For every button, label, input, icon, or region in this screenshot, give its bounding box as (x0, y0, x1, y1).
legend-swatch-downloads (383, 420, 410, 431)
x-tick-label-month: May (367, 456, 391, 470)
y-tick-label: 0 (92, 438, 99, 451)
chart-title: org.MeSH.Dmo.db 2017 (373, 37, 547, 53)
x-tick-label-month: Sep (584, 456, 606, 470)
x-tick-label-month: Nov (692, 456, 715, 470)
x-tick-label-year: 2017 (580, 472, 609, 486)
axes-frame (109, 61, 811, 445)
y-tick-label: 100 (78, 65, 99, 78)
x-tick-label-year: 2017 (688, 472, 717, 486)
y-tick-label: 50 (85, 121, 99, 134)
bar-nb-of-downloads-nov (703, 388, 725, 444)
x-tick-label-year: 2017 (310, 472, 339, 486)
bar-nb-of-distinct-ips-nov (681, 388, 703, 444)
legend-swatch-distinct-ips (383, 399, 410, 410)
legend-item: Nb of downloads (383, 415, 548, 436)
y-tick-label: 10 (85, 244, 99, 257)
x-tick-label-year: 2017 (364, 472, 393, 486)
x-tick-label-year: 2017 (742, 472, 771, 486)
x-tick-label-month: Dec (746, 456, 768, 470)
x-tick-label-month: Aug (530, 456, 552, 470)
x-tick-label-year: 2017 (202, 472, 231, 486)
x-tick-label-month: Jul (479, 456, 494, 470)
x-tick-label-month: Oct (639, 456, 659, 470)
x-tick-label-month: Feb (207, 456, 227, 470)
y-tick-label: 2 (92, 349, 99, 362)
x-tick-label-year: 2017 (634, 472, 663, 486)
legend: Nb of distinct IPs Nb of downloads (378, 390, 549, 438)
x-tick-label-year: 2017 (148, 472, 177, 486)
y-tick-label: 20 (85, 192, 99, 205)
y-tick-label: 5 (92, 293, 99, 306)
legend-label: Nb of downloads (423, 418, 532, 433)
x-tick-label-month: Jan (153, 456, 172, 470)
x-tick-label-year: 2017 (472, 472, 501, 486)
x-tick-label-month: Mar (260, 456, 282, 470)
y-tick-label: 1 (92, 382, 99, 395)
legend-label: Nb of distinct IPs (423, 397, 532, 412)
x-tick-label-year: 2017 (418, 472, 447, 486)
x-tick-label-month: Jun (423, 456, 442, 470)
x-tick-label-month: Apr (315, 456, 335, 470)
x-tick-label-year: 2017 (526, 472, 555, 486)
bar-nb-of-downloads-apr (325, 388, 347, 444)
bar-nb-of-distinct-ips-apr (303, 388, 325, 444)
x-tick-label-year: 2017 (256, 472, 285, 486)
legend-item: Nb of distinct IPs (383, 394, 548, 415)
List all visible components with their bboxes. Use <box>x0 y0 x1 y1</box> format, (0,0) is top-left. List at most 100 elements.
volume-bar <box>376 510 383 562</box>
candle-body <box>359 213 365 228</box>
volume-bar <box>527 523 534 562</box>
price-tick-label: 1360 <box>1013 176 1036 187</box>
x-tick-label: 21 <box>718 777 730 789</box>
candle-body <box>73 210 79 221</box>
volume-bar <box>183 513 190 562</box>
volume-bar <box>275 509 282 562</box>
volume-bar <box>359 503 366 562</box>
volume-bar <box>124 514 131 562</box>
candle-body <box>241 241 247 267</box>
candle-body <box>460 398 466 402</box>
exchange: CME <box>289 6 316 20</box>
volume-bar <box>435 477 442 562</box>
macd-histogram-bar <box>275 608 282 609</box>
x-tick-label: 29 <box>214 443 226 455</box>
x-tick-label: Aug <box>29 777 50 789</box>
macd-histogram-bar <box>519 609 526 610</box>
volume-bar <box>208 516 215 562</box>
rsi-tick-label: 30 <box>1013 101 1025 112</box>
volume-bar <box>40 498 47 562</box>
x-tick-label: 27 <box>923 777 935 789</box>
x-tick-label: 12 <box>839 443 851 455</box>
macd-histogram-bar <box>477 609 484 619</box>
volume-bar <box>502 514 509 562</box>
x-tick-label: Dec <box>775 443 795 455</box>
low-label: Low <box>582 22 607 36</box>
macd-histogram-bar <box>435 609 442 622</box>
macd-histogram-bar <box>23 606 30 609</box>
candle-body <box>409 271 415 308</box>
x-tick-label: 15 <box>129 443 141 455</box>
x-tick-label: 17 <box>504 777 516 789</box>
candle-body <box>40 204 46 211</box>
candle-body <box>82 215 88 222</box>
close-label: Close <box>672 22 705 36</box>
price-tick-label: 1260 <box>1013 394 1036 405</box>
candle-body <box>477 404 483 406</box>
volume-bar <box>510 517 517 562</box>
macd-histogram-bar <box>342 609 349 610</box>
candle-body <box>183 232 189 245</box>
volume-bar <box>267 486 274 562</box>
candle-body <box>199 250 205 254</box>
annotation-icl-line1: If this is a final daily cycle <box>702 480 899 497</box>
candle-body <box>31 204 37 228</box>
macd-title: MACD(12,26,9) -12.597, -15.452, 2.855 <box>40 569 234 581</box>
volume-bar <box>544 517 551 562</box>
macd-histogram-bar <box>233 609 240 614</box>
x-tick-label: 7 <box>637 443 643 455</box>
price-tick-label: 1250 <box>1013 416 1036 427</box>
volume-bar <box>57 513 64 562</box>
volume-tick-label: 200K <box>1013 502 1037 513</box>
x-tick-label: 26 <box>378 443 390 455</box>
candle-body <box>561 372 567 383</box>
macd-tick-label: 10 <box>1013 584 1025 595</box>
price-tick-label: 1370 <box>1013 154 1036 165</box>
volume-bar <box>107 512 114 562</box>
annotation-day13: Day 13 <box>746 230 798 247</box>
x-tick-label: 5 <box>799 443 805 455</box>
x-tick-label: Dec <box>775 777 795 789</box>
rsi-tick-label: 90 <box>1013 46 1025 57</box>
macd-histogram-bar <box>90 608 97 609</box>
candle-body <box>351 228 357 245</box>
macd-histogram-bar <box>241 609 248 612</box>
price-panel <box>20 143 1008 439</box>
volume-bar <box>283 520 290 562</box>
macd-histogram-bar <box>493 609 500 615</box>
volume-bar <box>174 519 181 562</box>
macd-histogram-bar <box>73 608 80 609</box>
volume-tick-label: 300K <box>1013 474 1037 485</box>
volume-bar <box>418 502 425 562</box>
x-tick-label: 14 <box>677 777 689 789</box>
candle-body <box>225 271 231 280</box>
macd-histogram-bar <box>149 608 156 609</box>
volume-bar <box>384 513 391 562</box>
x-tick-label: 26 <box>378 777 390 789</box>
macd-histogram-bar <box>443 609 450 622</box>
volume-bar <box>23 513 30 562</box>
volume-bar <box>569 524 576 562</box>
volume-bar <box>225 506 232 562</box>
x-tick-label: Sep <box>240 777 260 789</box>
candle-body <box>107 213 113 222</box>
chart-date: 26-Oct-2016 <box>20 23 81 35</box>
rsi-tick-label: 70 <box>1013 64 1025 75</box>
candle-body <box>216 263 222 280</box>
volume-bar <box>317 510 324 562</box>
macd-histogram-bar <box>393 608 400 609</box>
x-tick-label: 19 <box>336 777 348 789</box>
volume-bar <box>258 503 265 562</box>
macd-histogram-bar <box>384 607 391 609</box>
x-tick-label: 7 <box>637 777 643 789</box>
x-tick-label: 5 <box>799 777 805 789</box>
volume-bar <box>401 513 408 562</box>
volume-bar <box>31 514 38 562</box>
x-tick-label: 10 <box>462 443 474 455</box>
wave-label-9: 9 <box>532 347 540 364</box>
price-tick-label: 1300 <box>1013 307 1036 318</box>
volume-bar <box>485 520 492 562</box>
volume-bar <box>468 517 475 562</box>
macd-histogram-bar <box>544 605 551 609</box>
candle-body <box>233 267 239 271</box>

* * * * * * *

▶ [Given instruction] Arrange every line of the listing above as a numbered list, leaving out any blank lines.

▶ [Solution for this problem]
1. For every button, label, input, icon, or region in this screenshot, give its bounding box as (x0, y0, x1, y1).
2. legend-swatch-downloads (383, 420, 410, 431)
3. x-tick-label-month: May (367, 456, 391, 470)
4. y-tick-label: 0 (92, 438, 99, 451)
5. chart-title: org.MeSH.Dmo.db 2017 (373, 37, 547, 53)
6. x-tick-label-month: Sep (584, 456, 606, 470)
7. x-tick-label-month: Nov (692, 456, 715, 470)
8. x-tick-label-year: 2017 (580, 472, 609, 486)
9. axes-frame (109, 61, 811, 445)
10. y-tick-label: 100 (78, 65, 99, 78)
11. x-tick-label-year: 2017 (688, 472, 717, 486)
12. y-tick-label: 50 (85, 121, 99, 134)
13. bar-nb-of-downloads-nov (703, 388, 725, 444)
14. x-tick-label-year: 2017 (310, 472, 339, 486)
15. bar-nb-of-distinct-ips-nov (681, 388, 703, 444)
16. legend-swatch-distinct-ips (383, 399, 410, 410)
17. legend-item: Nb of downloads (383, 415, 548, 436)
18. y-tick-label: 10 (85, 244, 99, 257)
19. x-tick-label-year: 2017 (364, 472, 393, 486)
20. x-tick-label-year: 2017 (742, 472, 771, 486)
21. x-tick-label-month: Dec (746, 456, 768, 470)
22. x-tick-label-month: Aug (530, 456, 552, 470)
23. x-tick-label-year: 2017 (202, 472, 231, 486)
24. x-tick-label-month: Jul (479, 456, 494, 470)
25. x-tick-label-month: Oct (639, 456, 659, 470)
26. x-tick-label-month: Feb (207, 456, 227, 470)
27. y-tick-label: 2 (92, 349, 99, 362)
28. x-tick-label-year: 2017 (634, 472, 663, 486)
29. legend: Nb of distinct IPs Nb of downloads (378, 390, 549, 438)
30. x-tick-label-year: 2017 (148, 472, 177, 486)
31. y-tick-label: 20 (85, 192, 99, 205)
32. y-tick-label: 5 (92, 293, 99, 306)
33. legend-label: Nb of downloads (423, 418, 532, 433)
34. x-tick-label-month: Jan (153, 456, 172, 470)
35. x-tick-label-year: 2017 (472, 472, 501, 486)
36. x-tick-label-month: Mar (260, 456, 282, 470)
37. y-tick-label: 1 (92, 382, 99, 395)
38. legend-label: Nb of distinct IPs (423, 397, 532, 412)
39. x-tick-label-year: 2017 (418, 472, 447, 486)
40. x-tick-label-month: Jun (423, 456, 442, 470)
41. x-tick-label-month: Apr (315, 456, 335, 470)
42. x-tick-label-year: 2017 (526, 472, 555, 486)
43. bar-nb-of-downloads-apr (325, 388, 347, 444)
44. bar-nb-of-distinct-ips-apr (303, 388, 325, 444)
45. x-tick-label-year: 2017 (256, 472, 285, 486)
46. legend-item: Nb of distinct IPs (383, 394, 548, 415)
47. List all visible components with their bboxes. Use <box>x0 y0 x1 y1</box> format, (0,0) is top-left. List at most 100 elements.
48. volume-bar <box>376 510 383 562</box>
49. candle-body <box>359 213 365 228</box>
50. volume-bar <box>527 523 534 562</box>
51. price-tick-label: 1360 <box>1013 176 1036 187</box>
52. x-tick-label: 21 <box>718 777 730 789</box>
53. candle-body <box>73 210 79 221</box>
54. volume-bar <box>183 513 190 562</box>
55. volume-bar <box>275 509 282 562</box>
56. volume-bar <box>359 503 366 562</box>
57. volume-bar <box>124 514 131 562</box>
58. candle-body <box>241 241 247 267</box>
59. candle-body <box>460 398 466 402</box>
60. exchange: CME <box>289 6 316 20</box>
61. volume-bar <box>435 477 442 562</box>
62. macd-histogram-bar <box>275 608 282 609</box>
63. x-tick-label: 29 <box>214 443 226 455</box>
64. x-tick-label: Aug <box>29 777 50 789</box>
65. macd-histogram-bar <box>519 609 526 610</box>
66. volume-bar <box>208 516 215 562</box>
67. rsi-tick-label: 30 <box>1013 101 1025 112</box>
68. volume-bar <box>40 498 47 562</box>
69. x-tick-label: 27 <box>923 777 935 789</box>
70. x-tick-label: 12 <box>839 443 851 455</box>
71. macd-histogram-bar <box>477 609 484 619</box>
72. volume-bar <box>502 514 509 562</box>
73. x-tick-label: Dec <box>775 443 795 455</box>
74. low-label: Low <box>582 22 607 36</box>
75. macd-histogram-bar <box>435 609 442 622</box>
76. macd-histogram-bar <box>23 606 30 609</box>
77. candle-body <box>409 271 415 308</box>
78. x-tick-label: 15 <box>129 443 141 455</box>
79. x-tick-label: 17 <box>504 777 516 789</box>
80. candle-body <box>40 204 46 211</box>
81. candle-body <box>82 215 88 222</box>
82. close-label: Close <box>672 22 705 36</box>
83. price-tick-label: 1260 <box>1013 394 1036 405</box>
84. candle-body <box>477 404 483 406</box>
85. volume-bar <box>510 517 517 562</box>
86. macd-histogram-bar <box>342 609 349 610</box>
87. candle-body <box>183 232 189 245</box>
88. volume-bar <box>267 486 274 562</box>
89. candle-body <box>199 250 205 254</box>
90. annotation-icl-line1: If this is a final daily cycle <box>702 480 899 497</box>
91. candle-body <box>31 204 37 228</box>
92. macd-title: MACD(12,26,9) -12.597, -15.452, 2.855 <box>40 569 234 581</box>
93. volume-bar <box>544 517 551 562</box>
94. macd-histogram-bar <box>233 609 240 614</box>
95. x-tick-label: 7 <box>637 443 643 455</box>
96. price-tick-label: 1250 <box>1013 416 1036 427</box>
97. volume-bar <box>57 513 64 562</box>
98. volume-tick-label: 200K <box>1013 502 1037 513</box>
99. x-tick-label: 26 <box>378 443 390 455</box>
100. candle-body <box>561 372 567 383</box>
101. macd-tick-label: 10 <box>1013 584 1025 595</box>
102. price-tick-label: 1370 <box>1013 154 1036 165</box>
103. volume-bar <box>107 512 114 562</box>
104. annotation-day13: Day 13 <box>746 230 798 247</box>
105. x-tick-label: 5 <box>799 443 805 455</box>
106. x-tick-label: Dec <box>775 777 795 789</box>
107. rsi-tick-label: 90 <box>1013 46 1025 57</box>
108. macd-histogram-bar <box>90 608 97 609</box>
109. candle-body <box>351 228 357 245</box>
110. macd-histogram-bar <box>241 609 248 612</box>
111. price-panel <box>20 143 1008 439</box>
112. volume-bar <box>283 520 290 562</box>
113. macd-histogram-bar <box>493 609 500 615</box>
114. volume-bar <box>174 519 181 562</box>
115. macd-histogram-bar <box>73 608 80 609</box>
116. volume-tick-label: 300K <box>1013 474 1037 485</box>
117. volume-bar <box>418 502 425 562</box>
118. x-tick-label: 14 <box>677 777 689 789</box>
119. candle-body <box>225 271 231 280</box>
120. macd-histogram-bar <box>149 608 156 609</box>
121. volume-bar <box>384 513 391 562</box>
122. x-tick-label: 26 <box>378 777 390 789</box>
123. macd-histogram-bar <box>443 609 450 622</box>
124. volume-bar <box>23 513 30 562</box>
125. volume-bar <box>569 524 576 562</box>
126. volume-bar <box>225 506 232 562</box>
127. x-tick-label: Sep <box>240 777 260 789</box>
128. candle-body <box>107 213 113 222</box>
129. chart-date: 26-Oct-2016 <box>20 23 81 35</box>
130. rsi-tick-label: 70 <box>1013 64 1025 75</box>
131. candle-body <box>216 263 222 280</box>
132. volume-bar <box>317 510 324 562</box>
133. macd-histogram-bar <box>393 608 400 609</box>
134. x-tick-label: 19 <box>336 777 348 789</box>
135. volume-bar <box>258 503 265 562</box>
136. macd-histogram-bar <box>384 607 391 609</box>
137. x-tick-label: 7 <box>637 777 643 789</box>
138. x-tick-label: 5 <box>799 777 805 789</box>
139. volume-bar <box>401 513 408 562</box>
140. volume-bar <box>31 514 38 562</box>
141. x-tick-label: 10 <box>462 443 474 455</box>
142. wave-label-9: 9 <box>532 347 540 364</box>
143. price-tick-label: 1300 <box>1013 307 1036 318</box>
144. volume-bar <box>485 520 492 562</box>
145. volume-bar <box>468 517 475 562</box>
146. macd-histogram-bar <box>544 605 551 609</box>
147. candle-body <box>233 267 239 271</box>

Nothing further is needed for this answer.